→ **EXERCISE OBJECTIVE**:
Repeat the material in full. Keep every line exactly as it is.

→ **MATERIALS PROVIDED**:
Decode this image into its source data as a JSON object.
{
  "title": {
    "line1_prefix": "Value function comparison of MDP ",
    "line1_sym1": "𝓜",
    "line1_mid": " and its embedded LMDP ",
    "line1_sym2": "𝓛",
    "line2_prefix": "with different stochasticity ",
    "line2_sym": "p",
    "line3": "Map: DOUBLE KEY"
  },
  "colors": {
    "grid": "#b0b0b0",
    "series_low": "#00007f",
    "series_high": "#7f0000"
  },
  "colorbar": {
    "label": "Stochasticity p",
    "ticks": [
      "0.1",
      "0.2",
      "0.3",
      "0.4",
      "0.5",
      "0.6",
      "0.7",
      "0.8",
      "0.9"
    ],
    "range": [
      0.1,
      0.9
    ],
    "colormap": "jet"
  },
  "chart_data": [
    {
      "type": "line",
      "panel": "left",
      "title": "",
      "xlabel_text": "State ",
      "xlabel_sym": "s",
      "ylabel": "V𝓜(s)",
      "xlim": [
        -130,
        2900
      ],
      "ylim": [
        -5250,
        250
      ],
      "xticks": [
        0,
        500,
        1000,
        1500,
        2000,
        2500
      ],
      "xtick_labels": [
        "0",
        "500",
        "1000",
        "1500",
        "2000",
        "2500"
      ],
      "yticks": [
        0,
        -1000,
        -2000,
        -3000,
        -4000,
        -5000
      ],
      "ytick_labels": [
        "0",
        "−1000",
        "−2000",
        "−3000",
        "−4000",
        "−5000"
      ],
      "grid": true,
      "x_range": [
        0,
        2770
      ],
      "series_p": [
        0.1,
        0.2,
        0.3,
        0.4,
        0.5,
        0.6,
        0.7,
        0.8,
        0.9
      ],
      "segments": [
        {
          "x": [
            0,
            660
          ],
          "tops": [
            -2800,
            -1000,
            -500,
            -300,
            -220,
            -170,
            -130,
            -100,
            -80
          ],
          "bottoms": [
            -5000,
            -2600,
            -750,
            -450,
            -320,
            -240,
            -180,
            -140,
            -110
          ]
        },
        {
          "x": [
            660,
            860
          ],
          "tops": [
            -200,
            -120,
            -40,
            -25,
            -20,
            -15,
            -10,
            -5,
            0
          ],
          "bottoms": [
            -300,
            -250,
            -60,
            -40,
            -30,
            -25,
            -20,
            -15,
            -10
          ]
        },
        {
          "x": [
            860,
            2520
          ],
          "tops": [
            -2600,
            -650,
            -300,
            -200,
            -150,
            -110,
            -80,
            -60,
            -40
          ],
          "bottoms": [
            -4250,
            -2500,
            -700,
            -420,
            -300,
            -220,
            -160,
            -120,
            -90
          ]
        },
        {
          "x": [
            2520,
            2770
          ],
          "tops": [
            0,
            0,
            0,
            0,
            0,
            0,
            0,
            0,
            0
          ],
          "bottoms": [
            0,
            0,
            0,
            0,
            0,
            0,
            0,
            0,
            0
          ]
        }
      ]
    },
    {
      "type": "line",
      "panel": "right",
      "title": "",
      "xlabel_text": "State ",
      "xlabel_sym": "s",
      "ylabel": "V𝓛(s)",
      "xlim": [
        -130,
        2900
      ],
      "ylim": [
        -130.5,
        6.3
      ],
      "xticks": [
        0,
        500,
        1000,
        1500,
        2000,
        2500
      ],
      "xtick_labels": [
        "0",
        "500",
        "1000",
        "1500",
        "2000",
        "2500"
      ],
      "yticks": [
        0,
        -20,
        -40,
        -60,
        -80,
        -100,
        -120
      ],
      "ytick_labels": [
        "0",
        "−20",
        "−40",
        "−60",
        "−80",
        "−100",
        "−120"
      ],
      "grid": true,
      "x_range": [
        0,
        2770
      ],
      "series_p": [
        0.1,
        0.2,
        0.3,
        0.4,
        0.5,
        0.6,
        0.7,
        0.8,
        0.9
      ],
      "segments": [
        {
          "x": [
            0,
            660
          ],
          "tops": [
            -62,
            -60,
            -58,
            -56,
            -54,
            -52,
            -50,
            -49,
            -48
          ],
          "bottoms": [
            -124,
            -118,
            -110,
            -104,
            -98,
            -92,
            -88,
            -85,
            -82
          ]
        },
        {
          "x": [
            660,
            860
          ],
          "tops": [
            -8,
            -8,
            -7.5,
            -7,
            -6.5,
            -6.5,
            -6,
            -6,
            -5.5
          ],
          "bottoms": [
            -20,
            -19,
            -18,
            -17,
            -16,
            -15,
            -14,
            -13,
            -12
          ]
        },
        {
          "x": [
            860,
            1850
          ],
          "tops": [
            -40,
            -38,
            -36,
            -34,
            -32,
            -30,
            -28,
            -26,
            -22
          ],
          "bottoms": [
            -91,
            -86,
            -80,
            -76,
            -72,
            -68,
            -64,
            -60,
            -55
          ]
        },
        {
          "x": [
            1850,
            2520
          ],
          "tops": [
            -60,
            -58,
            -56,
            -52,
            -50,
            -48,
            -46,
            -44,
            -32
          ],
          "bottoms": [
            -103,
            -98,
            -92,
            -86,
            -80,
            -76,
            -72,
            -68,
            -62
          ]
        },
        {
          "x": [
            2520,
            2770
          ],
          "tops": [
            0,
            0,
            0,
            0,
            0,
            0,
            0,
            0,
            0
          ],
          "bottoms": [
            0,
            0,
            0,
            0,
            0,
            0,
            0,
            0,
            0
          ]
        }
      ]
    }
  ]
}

→ **REPLY TO THE TASK**:
Decode this image into its source data as a JSON object.
{
  "title": {
    "line1_prefix": "Value function comparison of MDP ",
    "line1_sym1": "𝓜",
    "line1_mid": " and its embedded LMDP ",
    "line1_sym2": "𝓛",
    "line2_prefix": "with different stochasticity ",
    "line2_sym": "p",
    "line3": "Map: DOUBLE KEY"
  },
  "colors": {
    "grid": "#b0b0b0",
    "series_low": "#00007f",
    "series_high": "#7f0000"
  },
  "colorbar": {
    "label": "Stochasticity p",
    "ticks": [
      "0.1",
      "0.2",
      "0.3",
      "0.4",
      "0.5",
      "0.6",
      "0.7",
      "0.8",
      "0.9"
    ],
    "range": [
      0.1,
      0.9
    ],
    "colormap": "jet"
  },
  "chart_data": [
    {
      "type": "line",
      "panel": "left",
      "title": "",
      "xlabel_text": "State ",
      "xlabel_sym": "s",
      "ylabel": "V𝓜(s)",
      "xlim": [
        -130,
        2900
      ],
      "ylim": [
        -5250,
        250
      ],
      "xticks": [
        0,
        500,
        1000,
        1500,
        2000,
        2500
      ],
      "xtick_labels": [
        "0",
        "500",
        "1000",
        "1500",
        "2000",
        "2500"
      ],
      "yticks": [
        0,
        -1000,
        -2000,
        -3000,
        -4000,
        -5000
      ],
      "ytick_labels": [
        "0",
        "−1000",
        "−2000",
        "−3000",
        "−4000",
        "−5000"
      ],
      "grid": true,
      "x_range": [
        0,
        2770
      ],
      "series_p": [
        0.1,
        0.2,
        0.3,
        0.4,
        0.5,
        0.6,
        0.7,
        0.8,
        0.9
      ],
      "segments": [
        {
          "x": [
            0,
            660
          ],
          "tops": [
            -2800,
            -1000,
            -500,
            -300,
            -220,
            -170,
            -130,
            -100,
            -80
          ],
          "bottoms": [
            -5000,
            -2600,
            -750,
            -450,
            -320,
            -240,
            -180,
            -140,
            -110
          ]
        },
        {
          "x": [
            660,
            860
          ],
          "tops": [
            -200,
            -120,
            -40,
            -25,
            -20,
            -15,
            -10,
            -5,
            0
          ],
          "bottoms": [
            -300,
            -250,
            -60,
            -40,
            -30,
            -25,
            -20,
            -15,
            -10
          ]
        },
        {
          "x": [
            860,
            2520
          ],
          "tops": [
            -2600,
            -650,
            -300,
            -200,
            -150,
            -110,
            -80,
            -60,
            -40
          ],
          "bottoms": [
            -4250,
            -2500,
            -700,
            -420,
            -300,
            -220,
            -160,
            -120,
            -90
          ]
        },
        {
          "x": [
            2520,
            2770
          ],
          "tops": [
            0,
            0,
            0,
            0,
            0,
            0,
            0,
            0,
            0
          ],
          "bottoms": [
            0,
            0,
            0,
            0,
            0,
            0,
            0,
            0,
            0
          ]
        }
      ]
    },
    {
      "type": "line",
      "panel": "right",
      "title": "",
      "xlabel_text": "State ",
      "xlabel_sym": "s",
      "ylabel": "V𝓛(s)",
      "xlim": [
        -130,
        2900
      ],
      "ylim": [
        -130.5,
        6.3
      ],
      "xticks": [
        0,
        500,
        1000,
        1500,
        2000,
        2500
      ],
      "xtick_labels": [
        "0",
        "500",
        "1000",
        "1500",
        "2000",
        "2500"
      ],
      "yticks": [
        0,
        -20,
        -40,
        -60,
        -80,
        -100,
        -120
      ],
      "ytick_labels": [
        "0",
        "−20",
        "−40",
        "−60",
        "−80",
        "−100",
        "−120"
      ],
      "grid": true,
      "x_range": [
        0,
        2770
      ],
      "series_p": [
        0.1,
        0.2,
        0.3,
        0.4,
        0.5,
        0.6,
        0.7,
        0.8,
        0.9
      ],
      "segments": [
        {
          "x": [
            0,
            660
          ],
          "tops": [
            -62,
            -60,
            -58,
            -56,
            -54,
            -52,
            -50,
            -49,
            -48
          ],
          "bottoms": [
            -124,
            -118,
            -110,
            -104,
            -98,
            -92,
            -88,
            -85,
            -82
          ]
        },
        {
          "x": [
            660,
            860
          ],
          "tops": [
            -8,
            -8,
            -7.5,
            -7,
            -6.5,
            -6.5,
            -6,
            -6,
            -5.5
          ],
          "bottoms": [
            -20,
            -19,
            -18,
            -17,
            -16,
            -15,
            -14,
            -13,
            -12
          ]
        },
        {
          "x": [
            860,
            1850
          ],
          "tops": [
            -40,
            -38,
            -36,
            -34,
            -32,
            -30,
            -28,
            -26,
            -22
          ],
          "bottoms": [
            -91,
            -86,
            -80,
            -76,
            -72,
            -68,
            -64,
            -60,
            -55
          ]
        },
        {
          "x": [
            1850,
            2520
          ],
          "tops": [
            -60,
            -58,
            -56,
            -52,
            -50,
            -48,
            -46,
            -44,
            -32
          ],
          "bottoms": [
            -103,
            -98,
            -92,
            -86,
            -80,
            -76,
            -72,
            -68,
            -62
          ]
        },
        {
          "x": [
            2520,
            2770
          ],
          "tops": [
            0,
            0,
            0,
            0,
            0,
            0,
            0,
            0,
            0
          ],
          "bottoms": [
            0,
            0,
            0,
            0,
            0,
            0,
            0,
            0,
            0
          ]
        }
      ]
    }
  ]
}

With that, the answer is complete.